• **What to work on**: Copy the records below exactly, omitting any pictures they contain.
*** Given records
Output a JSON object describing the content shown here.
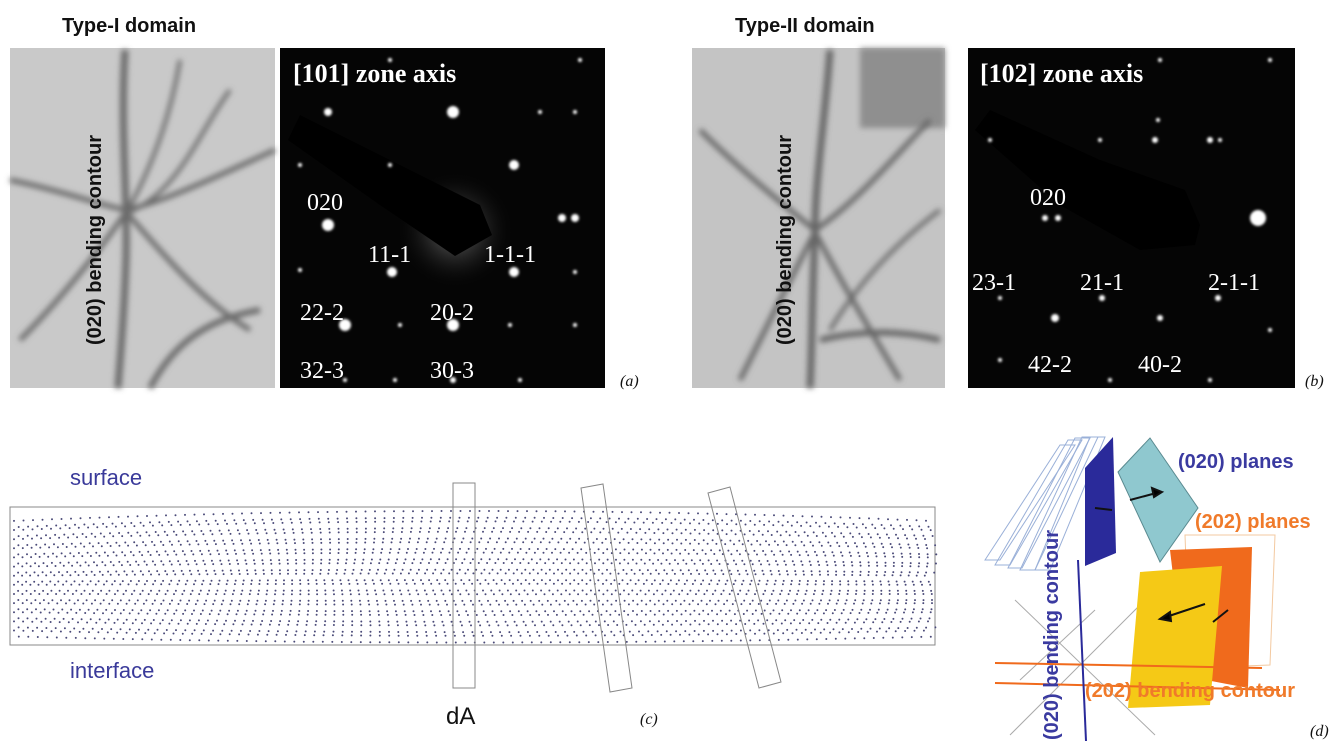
{
  "panel_a": {
    "title": "Type-I domain",
    "image_label": "(020) bending contour",
    "zone_axis": "[101] zone axis",
    "spots": [
      "020",
      "11-1",
      "1-1-1",
      "22-2",
      "20-2",
      "32-3",
      "30-3"
    ],
    "label": "(a)"
  },
  "panel_b": {
    "title": "Type-II domain",
    "image_label": "(020) bending contour",
    "zone_axis": "[102] zone axis",
    "spots": [
      "020",
      "23-1",
      "21-1",
      "2-1-1",
      "42-2",
      "40-2"
    ],
    "label": "(b)"
  },
  "panel_c": {
    "top": "surface",
    "bottom": "interface",
    "marker": "dA",
    "label": "(c)"
  },
  "panel_d": {
    "planes_020": "(020) planes",
    "planes_202": "(202) planes",
    "contour_020": "(020) bending contour",
    "contour_202": "(202) bending contour",
    "label": "(d)"
  }
}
******
• **Answer for the task**:
Output a JSON object describing the content shown here.
{
  "panel_a": {
    "title": "Type-I domain",
    "image_label": "(020) bending contour",
    "zone_axis": "[101] zone axis",
    "spots": [
      "020",
      "11-1",
      "1-1-1",
      "22-2",
      "20-2",
      "32-3",
      "30-3"
    ],
    "label": "(a)"
  },
  "panel_b": {
    "title": "Type-II domain",
    "image_label": "(020) bending contour",
    "zone_axis": "[102] zone axis",
    "spots": [
      "020",
      "23-1",
      "21-1",
      "2-1-1",
      "42-2",
      "40-2"
    ],
    "label": "(b)"
  },
  "panel_c": {
    "top": "surface",
    "bottom": "interface",
    "marker": "dA",
    "label": "(c)"
  },
  "panel_d": {
    "planes_020": "(020) planes",
    "planes_202": "(202) planes",
    "contour_020": "(020) bending contour",
    "contour_202": "(202) bending contour",
    "label": "(d)"
  }
}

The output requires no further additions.